---------- Recorded information ----------
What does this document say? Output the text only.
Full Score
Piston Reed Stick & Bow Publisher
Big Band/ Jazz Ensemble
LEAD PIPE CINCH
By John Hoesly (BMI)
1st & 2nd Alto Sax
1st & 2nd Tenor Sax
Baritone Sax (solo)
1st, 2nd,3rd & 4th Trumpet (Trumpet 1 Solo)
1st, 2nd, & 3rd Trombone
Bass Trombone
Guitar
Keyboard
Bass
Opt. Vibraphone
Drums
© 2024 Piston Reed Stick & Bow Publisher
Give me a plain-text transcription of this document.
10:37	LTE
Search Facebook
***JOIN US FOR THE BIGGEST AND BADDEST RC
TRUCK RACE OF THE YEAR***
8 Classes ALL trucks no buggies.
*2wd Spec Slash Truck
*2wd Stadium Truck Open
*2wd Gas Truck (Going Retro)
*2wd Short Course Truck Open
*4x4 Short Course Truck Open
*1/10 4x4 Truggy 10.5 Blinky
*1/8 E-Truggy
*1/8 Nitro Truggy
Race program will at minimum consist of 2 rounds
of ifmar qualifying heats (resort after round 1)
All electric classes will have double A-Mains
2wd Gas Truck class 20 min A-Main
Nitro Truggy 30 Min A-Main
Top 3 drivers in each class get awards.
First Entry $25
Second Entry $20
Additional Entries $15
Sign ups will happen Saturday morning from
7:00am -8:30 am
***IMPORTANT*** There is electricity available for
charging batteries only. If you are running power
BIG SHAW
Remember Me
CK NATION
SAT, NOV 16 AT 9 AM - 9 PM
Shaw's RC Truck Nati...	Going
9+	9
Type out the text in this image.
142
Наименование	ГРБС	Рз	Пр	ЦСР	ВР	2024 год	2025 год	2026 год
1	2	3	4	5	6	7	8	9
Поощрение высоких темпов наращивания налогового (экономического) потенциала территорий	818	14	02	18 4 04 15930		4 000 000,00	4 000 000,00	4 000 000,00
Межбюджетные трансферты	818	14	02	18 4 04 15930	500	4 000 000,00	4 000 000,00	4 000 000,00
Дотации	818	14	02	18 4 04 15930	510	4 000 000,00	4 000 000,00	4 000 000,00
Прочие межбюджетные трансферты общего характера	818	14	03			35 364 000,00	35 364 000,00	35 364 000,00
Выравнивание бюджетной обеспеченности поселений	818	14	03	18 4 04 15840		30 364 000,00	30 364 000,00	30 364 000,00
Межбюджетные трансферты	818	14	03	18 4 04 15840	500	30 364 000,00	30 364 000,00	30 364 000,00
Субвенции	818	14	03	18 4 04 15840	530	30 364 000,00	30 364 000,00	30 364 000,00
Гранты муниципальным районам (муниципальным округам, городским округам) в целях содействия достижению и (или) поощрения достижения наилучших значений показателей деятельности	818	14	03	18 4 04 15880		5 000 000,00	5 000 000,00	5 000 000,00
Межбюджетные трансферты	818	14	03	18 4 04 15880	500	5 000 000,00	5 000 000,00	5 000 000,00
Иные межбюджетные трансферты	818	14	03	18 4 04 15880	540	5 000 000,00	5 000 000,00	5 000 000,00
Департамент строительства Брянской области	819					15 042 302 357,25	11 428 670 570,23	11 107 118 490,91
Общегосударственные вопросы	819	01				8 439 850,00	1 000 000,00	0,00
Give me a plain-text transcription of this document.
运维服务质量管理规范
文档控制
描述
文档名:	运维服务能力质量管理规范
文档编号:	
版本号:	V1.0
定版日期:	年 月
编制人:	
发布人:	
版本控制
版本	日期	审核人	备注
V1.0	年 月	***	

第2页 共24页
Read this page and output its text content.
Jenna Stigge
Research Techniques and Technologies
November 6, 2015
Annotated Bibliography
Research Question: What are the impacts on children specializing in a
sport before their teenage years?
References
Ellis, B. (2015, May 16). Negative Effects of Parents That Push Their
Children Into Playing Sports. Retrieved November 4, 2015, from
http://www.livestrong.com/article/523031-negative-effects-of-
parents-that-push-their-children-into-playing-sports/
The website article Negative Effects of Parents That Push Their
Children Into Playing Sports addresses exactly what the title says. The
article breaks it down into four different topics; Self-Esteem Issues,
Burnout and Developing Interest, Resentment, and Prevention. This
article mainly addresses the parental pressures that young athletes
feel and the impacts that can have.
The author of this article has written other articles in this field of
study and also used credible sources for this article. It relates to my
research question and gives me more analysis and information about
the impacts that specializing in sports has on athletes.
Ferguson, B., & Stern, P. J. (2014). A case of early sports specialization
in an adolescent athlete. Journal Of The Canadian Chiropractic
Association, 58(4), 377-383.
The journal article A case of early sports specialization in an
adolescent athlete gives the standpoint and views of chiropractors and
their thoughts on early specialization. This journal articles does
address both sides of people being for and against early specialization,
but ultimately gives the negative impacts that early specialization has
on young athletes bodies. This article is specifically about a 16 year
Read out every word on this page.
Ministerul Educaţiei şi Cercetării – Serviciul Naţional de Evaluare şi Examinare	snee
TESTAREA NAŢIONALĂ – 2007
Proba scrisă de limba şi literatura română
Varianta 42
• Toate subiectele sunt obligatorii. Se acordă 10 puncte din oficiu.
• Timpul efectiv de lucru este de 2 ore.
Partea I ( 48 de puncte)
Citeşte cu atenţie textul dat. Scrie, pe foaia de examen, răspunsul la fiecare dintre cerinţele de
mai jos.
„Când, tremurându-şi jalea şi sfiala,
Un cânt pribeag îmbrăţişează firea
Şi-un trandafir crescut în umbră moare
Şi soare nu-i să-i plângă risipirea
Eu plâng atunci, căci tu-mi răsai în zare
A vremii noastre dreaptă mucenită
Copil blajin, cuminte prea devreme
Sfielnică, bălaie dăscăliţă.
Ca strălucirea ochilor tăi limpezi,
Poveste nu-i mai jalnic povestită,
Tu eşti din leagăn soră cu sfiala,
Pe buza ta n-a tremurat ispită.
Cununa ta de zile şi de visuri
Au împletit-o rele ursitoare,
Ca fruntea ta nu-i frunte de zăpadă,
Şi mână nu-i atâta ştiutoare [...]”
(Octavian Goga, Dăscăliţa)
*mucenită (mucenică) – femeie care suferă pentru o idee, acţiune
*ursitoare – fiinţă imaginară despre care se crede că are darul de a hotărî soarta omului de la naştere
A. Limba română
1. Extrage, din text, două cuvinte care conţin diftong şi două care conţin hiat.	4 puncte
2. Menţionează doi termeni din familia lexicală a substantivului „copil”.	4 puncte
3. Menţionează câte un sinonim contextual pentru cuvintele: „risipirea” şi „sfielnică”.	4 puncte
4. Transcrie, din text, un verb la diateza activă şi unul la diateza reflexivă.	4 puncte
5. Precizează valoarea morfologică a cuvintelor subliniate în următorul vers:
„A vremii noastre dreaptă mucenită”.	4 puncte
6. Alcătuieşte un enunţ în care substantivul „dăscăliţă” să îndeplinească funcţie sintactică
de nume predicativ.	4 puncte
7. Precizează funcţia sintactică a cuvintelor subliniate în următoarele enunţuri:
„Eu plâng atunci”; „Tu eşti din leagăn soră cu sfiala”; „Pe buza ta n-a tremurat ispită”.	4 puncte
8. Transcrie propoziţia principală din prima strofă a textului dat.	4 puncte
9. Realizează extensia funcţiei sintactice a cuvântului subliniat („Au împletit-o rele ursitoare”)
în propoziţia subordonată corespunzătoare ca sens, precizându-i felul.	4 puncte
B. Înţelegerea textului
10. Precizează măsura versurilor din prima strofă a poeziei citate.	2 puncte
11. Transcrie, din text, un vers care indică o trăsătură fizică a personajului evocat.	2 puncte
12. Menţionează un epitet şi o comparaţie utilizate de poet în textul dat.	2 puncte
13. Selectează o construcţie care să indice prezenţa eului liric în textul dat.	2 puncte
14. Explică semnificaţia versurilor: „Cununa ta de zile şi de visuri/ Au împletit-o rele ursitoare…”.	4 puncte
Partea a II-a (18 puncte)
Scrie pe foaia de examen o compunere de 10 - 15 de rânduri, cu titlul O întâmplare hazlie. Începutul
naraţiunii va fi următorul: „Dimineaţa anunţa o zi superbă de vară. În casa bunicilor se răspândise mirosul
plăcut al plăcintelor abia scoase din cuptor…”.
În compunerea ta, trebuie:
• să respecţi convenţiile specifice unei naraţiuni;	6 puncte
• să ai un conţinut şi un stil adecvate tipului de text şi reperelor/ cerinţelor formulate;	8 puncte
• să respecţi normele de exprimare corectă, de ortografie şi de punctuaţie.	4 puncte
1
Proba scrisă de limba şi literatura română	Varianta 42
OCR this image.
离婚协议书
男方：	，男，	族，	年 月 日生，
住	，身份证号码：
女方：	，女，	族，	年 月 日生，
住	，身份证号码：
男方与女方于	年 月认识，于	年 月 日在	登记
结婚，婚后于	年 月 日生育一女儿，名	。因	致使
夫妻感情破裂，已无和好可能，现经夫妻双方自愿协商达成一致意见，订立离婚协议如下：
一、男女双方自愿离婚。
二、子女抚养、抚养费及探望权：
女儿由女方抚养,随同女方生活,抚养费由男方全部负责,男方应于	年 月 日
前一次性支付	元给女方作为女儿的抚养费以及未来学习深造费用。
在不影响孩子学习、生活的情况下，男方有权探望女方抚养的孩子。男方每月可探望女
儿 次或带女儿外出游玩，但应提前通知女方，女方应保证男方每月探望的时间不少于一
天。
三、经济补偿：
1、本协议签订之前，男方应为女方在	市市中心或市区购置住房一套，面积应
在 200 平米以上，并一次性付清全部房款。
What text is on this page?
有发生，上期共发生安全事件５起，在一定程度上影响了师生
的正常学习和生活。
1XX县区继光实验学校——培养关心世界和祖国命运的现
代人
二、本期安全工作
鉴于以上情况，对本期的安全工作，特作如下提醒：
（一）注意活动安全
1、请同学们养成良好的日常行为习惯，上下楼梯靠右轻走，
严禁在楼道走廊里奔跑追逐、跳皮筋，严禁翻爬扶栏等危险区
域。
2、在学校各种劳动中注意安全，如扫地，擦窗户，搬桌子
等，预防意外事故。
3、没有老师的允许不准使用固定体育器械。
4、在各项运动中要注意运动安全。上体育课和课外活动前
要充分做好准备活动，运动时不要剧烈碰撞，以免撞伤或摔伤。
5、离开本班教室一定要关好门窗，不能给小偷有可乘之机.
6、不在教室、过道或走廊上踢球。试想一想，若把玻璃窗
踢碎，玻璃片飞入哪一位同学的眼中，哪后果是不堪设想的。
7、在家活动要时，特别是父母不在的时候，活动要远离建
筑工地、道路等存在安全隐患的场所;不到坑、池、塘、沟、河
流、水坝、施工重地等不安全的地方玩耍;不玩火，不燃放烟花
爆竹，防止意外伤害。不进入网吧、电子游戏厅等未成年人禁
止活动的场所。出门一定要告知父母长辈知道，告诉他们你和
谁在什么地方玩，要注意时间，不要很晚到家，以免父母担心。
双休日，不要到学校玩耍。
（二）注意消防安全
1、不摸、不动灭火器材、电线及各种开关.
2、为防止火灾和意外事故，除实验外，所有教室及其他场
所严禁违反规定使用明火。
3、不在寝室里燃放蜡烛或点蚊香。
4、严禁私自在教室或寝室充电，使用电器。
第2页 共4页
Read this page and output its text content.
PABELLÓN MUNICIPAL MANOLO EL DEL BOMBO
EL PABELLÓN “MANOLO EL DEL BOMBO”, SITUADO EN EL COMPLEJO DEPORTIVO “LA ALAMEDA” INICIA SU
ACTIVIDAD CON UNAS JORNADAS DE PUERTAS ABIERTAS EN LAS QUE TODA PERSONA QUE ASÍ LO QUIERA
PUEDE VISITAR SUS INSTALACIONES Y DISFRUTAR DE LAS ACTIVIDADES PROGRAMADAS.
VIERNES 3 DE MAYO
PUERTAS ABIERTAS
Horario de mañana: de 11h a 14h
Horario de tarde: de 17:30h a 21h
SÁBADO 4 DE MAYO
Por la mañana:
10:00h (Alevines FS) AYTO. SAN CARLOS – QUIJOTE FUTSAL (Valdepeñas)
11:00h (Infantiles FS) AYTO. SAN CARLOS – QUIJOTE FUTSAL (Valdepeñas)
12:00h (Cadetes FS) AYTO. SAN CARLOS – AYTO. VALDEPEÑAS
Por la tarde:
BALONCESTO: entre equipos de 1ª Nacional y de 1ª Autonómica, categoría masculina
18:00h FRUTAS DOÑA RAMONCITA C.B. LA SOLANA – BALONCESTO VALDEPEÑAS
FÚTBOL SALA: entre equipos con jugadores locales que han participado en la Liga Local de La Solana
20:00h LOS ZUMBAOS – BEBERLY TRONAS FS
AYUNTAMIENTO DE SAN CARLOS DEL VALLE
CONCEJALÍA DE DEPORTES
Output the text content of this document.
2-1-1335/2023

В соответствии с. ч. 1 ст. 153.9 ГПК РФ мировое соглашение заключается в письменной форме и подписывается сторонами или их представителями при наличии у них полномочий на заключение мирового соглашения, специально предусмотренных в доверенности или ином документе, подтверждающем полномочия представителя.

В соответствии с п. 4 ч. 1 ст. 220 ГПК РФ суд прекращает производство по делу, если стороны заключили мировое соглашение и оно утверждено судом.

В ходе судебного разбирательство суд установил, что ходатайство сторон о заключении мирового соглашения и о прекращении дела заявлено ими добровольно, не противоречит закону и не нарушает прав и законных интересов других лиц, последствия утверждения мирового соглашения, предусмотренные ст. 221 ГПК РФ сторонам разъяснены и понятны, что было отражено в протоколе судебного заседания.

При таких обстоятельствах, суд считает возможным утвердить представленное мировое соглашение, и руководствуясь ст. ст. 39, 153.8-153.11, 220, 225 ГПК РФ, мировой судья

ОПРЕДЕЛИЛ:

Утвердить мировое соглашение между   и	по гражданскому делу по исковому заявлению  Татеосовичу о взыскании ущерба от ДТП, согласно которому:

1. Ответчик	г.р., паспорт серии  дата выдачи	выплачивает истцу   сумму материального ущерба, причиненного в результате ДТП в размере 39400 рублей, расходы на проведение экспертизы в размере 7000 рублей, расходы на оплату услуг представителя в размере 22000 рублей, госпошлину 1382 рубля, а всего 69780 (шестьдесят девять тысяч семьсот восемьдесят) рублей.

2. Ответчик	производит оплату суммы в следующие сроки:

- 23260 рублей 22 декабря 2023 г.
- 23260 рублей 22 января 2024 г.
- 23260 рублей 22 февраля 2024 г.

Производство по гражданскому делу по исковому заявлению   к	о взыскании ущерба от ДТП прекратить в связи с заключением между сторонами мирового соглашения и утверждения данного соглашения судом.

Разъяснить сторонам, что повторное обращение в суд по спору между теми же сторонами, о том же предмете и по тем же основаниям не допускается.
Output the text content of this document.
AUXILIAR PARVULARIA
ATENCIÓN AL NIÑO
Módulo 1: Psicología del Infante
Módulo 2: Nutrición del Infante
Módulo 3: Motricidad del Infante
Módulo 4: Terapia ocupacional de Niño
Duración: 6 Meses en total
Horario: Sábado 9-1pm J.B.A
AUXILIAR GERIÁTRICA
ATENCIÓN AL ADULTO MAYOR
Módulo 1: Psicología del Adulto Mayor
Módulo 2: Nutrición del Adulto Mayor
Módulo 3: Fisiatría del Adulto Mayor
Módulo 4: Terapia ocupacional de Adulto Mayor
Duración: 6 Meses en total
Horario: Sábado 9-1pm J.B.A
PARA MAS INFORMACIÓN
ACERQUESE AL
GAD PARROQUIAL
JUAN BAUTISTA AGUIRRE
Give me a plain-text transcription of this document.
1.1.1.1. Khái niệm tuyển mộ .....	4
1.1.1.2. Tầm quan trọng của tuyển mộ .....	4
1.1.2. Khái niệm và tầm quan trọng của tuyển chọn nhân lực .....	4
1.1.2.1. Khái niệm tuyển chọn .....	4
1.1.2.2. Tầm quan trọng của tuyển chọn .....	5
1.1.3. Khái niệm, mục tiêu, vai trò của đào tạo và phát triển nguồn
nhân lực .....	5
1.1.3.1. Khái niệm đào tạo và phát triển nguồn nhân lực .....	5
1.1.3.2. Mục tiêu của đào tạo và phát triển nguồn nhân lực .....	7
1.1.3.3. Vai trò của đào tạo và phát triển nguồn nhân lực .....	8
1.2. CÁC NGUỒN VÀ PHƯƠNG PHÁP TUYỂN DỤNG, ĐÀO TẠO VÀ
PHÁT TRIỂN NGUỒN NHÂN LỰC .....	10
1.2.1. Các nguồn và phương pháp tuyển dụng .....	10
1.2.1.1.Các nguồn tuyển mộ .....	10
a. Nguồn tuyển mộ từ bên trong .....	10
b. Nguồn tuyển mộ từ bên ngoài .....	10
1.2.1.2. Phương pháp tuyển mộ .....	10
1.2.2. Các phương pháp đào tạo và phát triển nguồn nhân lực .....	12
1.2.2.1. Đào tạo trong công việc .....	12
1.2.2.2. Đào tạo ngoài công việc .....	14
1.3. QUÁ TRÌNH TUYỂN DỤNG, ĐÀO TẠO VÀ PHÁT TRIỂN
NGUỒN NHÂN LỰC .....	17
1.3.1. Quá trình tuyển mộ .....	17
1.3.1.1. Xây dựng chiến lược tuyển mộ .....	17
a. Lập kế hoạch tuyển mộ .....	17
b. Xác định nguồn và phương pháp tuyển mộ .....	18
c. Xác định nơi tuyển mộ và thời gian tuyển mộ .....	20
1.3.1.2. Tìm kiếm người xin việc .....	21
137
----------
Task: Where a line of the entries contains the word "equipos", copy that line.

Exercise output:
BALONCESTO: entre equipos de 1ª Nacional y de 1ª Autonómica, categoría masculina
FÚTBOL SALA: entre equipos con jugadores locales que han participado en la Liga Local de La Solana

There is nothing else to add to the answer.